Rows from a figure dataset
####

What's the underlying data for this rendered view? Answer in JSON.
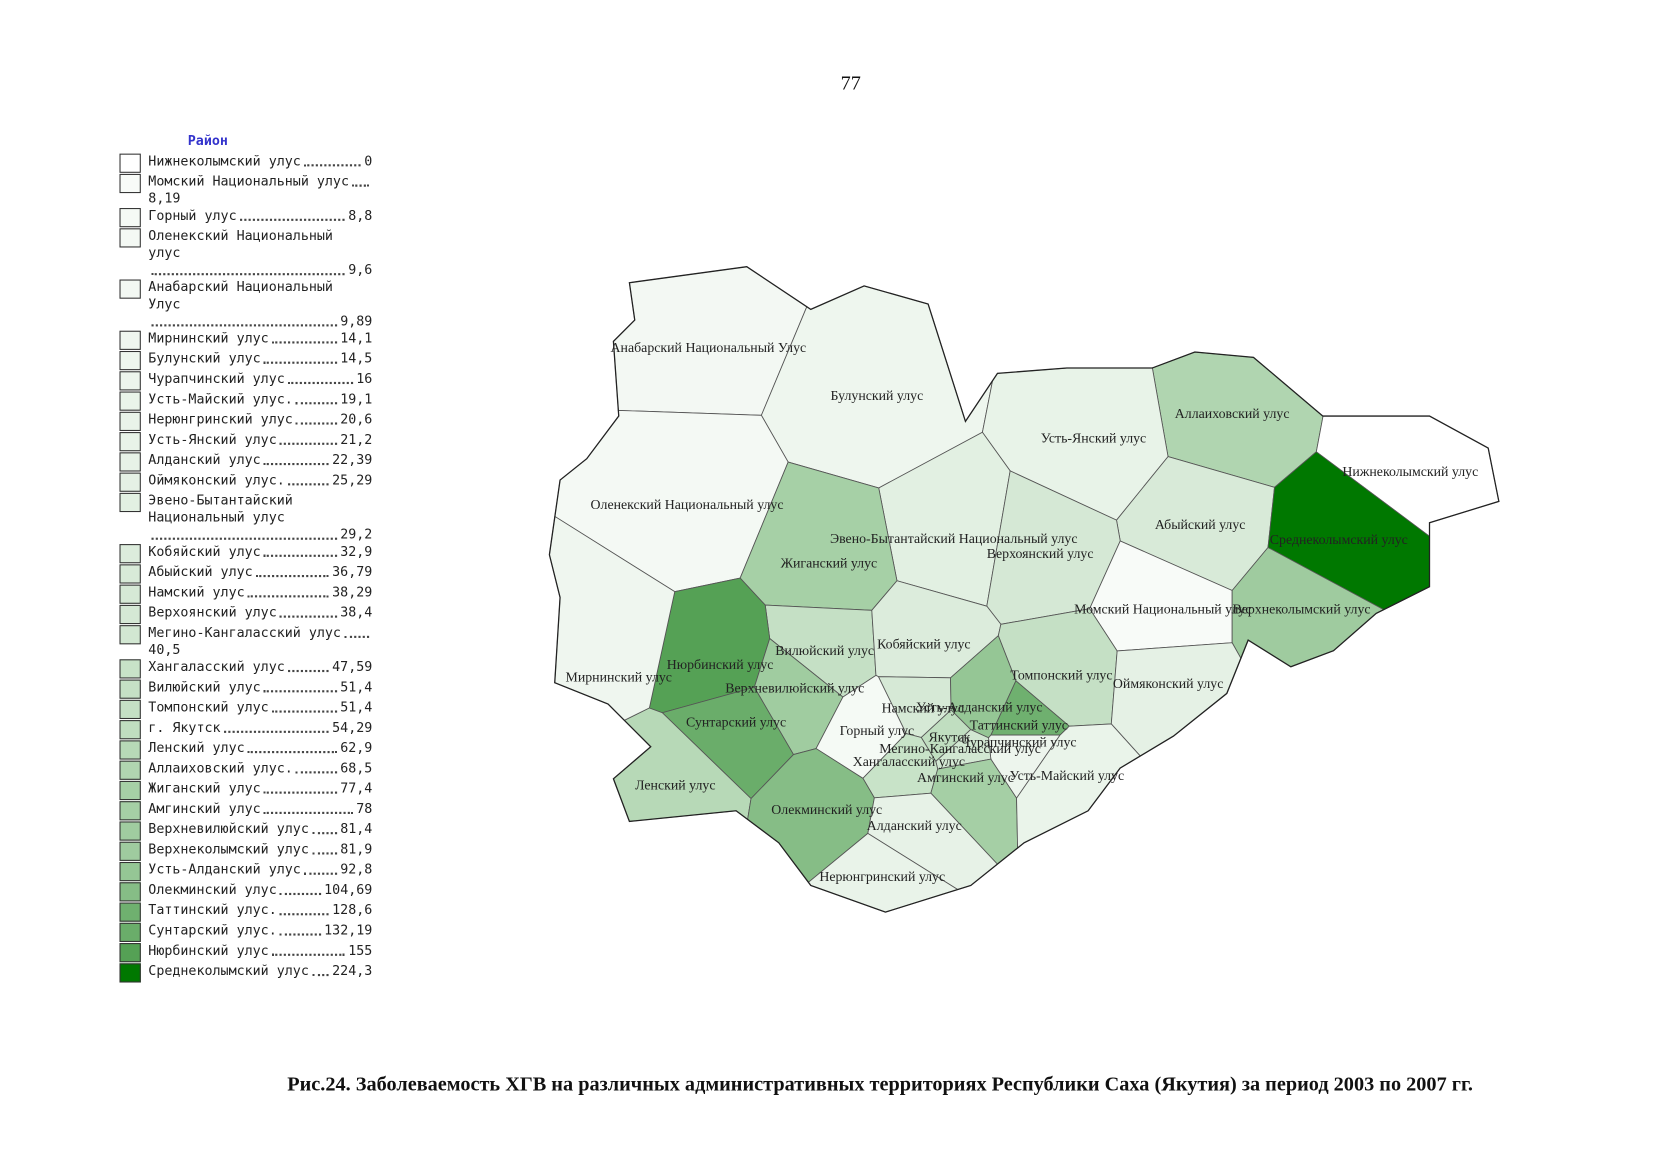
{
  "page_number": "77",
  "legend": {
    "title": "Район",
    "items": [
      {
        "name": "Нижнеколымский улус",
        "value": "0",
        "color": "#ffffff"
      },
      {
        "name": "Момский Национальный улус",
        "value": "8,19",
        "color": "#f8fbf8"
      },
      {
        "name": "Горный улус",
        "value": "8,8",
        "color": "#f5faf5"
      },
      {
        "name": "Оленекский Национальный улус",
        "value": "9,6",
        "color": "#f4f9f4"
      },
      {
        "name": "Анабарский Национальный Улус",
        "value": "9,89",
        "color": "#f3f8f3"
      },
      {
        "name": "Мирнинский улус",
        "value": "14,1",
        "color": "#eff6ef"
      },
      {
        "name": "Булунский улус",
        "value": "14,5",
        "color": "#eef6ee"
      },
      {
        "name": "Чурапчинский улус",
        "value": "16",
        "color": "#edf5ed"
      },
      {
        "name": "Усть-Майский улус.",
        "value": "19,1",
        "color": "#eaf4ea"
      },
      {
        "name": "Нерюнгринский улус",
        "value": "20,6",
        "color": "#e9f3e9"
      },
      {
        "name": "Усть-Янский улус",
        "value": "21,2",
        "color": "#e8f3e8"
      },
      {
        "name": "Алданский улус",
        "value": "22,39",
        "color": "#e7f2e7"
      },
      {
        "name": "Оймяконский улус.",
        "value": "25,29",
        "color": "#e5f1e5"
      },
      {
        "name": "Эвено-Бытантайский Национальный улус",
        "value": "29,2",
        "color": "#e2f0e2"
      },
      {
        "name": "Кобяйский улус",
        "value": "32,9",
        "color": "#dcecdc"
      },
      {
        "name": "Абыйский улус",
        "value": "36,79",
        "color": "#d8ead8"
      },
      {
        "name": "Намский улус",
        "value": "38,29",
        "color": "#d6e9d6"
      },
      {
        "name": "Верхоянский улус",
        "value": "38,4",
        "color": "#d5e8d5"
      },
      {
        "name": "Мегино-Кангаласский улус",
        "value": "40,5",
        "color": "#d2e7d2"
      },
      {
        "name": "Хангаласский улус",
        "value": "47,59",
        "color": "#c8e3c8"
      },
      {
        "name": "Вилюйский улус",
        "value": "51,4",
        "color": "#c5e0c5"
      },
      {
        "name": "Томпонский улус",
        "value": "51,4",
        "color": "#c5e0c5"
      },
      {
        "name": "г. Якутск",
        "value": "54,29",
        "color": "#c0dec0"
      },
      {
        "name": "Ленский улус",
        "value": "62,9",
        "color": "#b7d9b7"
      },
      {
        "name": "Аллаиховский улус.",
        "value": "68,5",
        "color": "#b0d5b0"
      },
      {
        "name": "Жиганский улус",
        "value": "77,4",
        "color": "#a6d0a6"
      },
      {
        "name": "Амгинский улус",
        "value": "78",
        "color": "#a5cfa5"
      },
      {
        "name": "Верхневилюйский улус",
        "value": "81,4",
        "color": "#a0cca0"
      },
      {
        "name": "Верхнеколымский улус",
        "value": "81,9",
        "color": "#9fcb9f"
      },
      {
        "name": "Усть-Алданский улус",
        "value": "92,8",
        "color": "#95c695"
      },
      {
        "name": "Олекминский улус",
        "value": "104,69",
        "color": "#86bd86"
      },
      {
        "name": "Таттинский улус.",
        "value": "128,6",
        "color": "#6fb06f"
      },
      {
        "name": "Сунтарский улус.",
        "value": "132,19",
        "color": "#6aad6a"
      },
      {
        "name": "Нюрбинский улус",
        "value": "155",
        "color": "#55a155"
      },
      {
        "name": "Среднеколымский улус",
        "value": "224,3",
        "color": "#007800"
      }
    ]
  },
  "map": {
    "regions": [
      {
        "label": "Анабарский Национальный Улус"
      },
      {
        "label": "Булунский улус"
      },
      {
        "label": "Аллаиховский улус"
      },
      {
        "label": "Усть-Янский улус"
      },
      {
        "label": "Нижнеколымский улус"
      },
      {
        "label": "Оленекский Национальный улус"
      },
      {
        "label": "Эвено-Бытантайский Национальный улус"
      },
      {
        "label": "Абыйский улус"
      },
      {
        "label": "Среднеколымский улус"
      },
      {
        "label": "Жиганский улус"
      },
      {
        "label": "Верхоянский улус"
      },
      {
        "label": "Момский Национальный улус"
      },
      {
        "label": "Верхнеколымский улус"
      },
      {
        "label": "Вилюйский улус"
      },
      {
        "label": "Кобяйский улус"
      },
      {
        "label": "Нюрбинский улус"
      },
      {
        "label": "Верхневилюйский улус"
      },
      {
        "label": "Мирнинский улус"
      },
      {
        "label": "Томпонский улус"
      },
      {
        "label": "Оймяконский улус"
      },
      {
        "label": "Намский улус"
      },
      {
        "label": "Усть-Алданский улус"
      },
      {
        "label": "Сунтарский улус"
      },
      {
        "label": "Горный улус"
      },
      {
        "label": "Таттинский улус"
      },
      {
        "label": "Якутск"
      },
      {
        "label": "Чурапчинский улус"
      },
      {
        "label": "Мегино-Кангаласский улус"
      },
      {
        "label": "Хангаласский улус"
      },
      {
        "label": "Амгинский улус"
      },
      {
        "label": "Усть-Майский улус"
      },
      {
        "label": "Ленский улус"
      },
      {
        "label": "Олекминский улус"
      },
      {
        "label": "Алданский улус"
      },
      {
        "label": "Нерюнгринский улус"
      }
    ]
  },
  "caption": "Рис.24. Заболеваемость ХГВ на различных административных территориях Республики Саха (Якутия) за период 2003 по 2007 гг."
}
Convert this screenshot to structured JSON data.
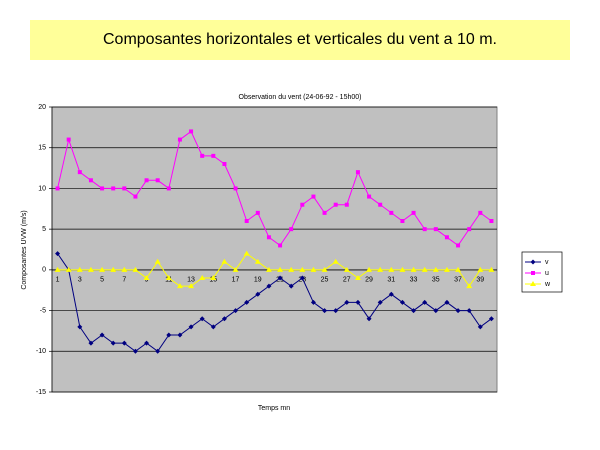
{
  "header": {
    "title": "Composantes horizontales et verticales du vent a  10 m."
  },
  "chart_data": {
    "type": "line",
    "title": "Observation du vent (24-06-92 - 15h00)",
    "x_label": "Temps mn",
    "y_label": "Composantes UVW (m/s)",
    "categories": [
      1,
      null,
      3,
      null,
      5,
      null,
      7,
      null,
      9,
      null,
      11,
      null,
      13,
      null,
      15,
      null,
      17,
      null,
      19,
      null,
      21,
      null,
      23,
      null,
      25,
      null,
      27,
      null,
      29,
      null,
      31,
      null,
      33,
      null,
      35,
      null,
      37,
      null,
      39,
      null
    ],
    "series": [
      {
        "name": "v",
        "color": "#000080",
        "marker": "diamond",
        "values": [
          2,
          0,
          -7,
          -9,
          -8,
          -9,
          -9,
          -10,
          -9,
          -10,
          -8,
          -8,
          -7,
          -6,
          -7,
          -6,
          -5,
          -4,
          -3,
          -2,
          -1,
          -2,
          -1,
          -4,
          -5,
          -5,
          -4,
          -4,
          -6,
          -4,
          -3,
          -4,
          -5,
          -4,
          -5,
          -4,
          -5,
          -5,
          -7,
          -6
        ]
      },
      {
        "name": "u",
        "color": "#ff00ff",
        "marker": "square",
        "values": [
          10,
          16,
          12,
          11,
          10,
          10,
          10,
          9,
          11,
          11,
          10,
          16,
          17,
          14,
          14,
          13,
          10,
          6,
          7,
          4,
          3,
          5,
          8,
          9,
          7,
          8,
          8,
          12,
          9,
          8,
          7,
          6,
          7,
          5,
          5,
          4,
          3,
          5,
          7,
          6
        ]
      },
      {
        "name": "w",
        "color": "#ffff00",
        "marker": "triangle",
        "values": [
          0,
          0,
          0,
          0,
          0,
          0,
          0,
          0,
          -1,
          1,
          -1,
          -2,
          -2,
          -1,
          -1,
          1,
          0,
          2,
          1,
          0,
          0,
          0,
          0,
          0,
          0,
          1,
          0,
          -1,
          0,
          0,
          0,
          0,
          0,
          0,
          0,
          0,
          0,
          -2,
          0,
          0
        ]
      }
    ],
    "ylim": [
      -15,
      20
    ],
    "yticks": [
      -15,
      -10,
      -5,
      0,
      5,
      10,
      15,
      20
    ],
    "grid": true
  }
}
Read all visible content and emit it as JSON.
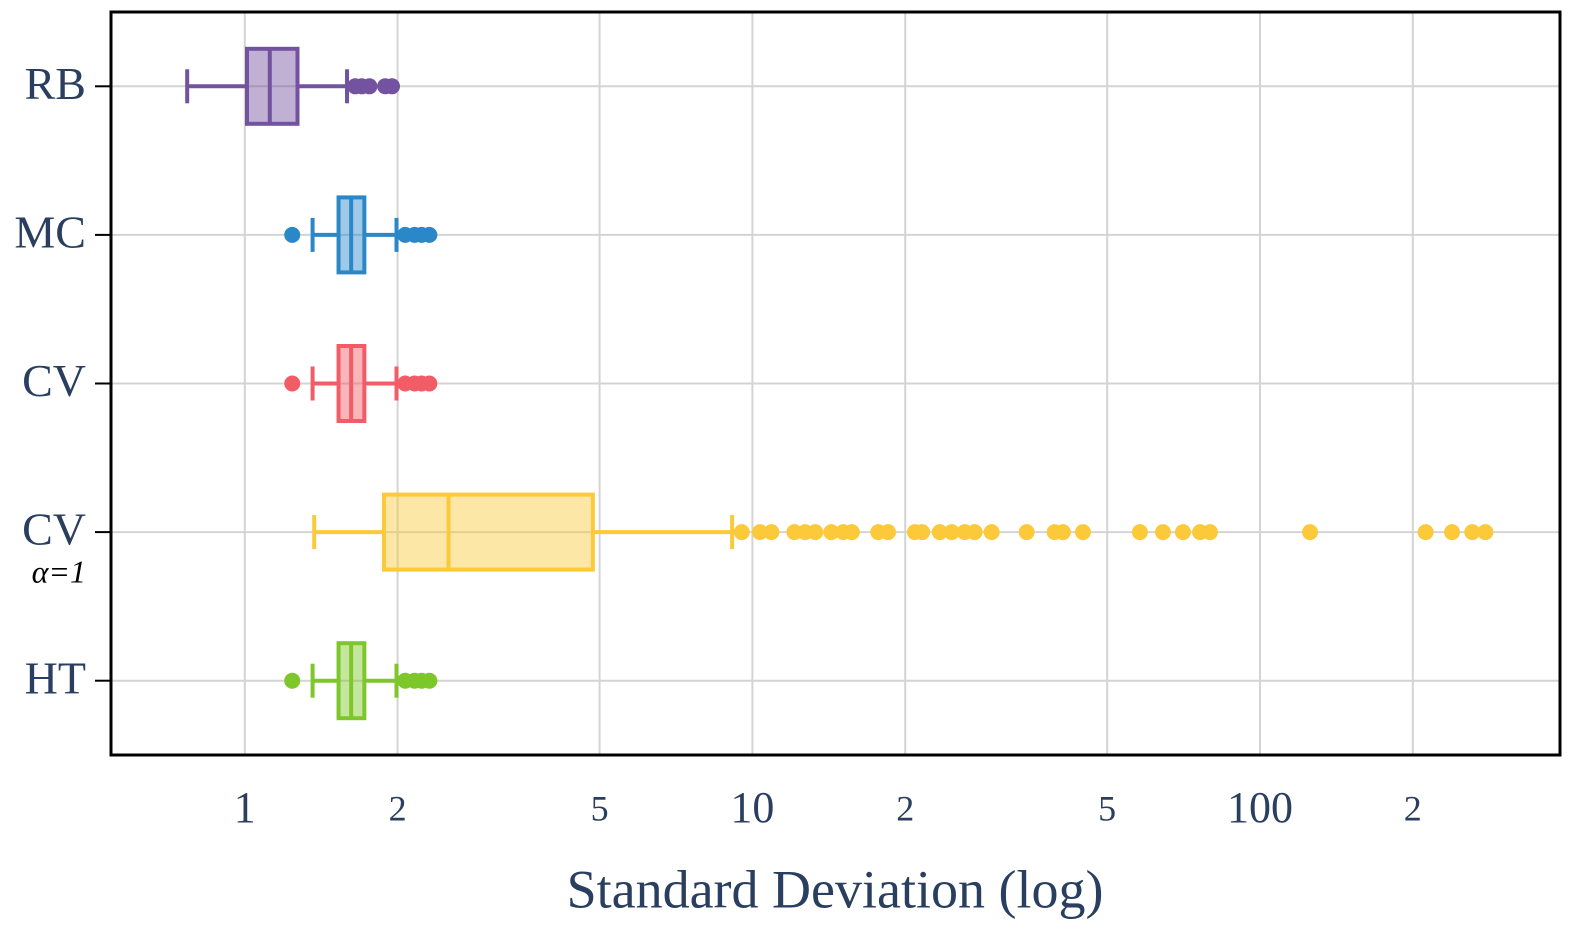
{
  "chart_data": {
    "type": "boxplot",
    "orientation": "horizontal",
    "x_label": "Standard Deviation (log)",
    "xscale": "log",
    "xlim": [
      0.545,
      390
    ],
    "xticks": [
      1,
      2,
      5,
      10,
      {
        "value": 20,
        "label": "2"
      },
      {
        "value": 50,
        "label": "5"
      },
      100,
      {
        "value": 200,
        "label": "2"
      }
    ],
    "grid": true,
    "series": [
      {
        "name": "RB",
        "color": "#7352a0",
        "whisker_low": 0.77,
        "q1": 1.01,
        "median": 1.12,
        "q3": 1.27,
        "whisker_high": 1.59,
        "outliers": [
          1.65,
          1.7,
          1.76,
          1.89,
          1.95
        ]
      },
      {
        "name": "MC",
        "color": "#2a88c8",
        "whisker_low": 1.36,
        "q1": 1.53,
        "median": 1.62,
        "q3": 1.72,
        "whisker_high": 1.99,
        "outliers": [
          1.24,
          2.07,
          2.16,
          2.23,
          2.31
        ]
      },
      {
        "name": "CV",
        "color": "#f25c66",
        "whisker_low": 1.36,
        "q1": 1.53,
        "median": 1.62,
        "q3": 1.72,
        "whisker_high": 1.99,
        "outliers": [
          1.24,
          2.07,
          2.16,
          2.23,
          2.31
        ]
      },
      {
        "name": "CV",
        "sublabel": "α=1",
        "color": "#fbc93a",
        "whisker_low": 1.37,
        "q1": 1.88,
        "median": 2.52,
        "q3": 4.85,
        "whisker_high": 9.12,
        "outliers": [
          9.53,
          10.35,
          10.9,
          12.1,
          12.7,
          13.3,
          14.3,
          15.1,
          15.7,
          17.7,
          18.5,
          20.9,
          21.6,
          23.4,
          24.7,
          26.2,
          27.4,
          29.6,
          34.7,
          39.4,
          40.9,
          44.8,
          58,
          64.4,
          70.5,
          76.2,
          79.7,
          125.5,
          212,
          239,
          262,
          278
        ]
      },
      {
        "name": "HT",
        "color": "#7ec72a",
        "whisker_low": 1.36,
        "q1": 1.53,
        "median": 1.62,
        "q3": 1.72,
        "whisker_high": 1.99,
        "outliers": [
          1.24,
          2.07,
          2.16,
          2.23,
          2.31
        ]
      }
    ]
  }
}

####

◆ Objective ◆
Identify and copy the lines holding the word "title".

◆ Response below ◆
    "title": "Район",
    "title": "Composantes horizontales et verticales du vent a  10 m."
    "title": "Observation du vent (24-06-92 - 15h00)",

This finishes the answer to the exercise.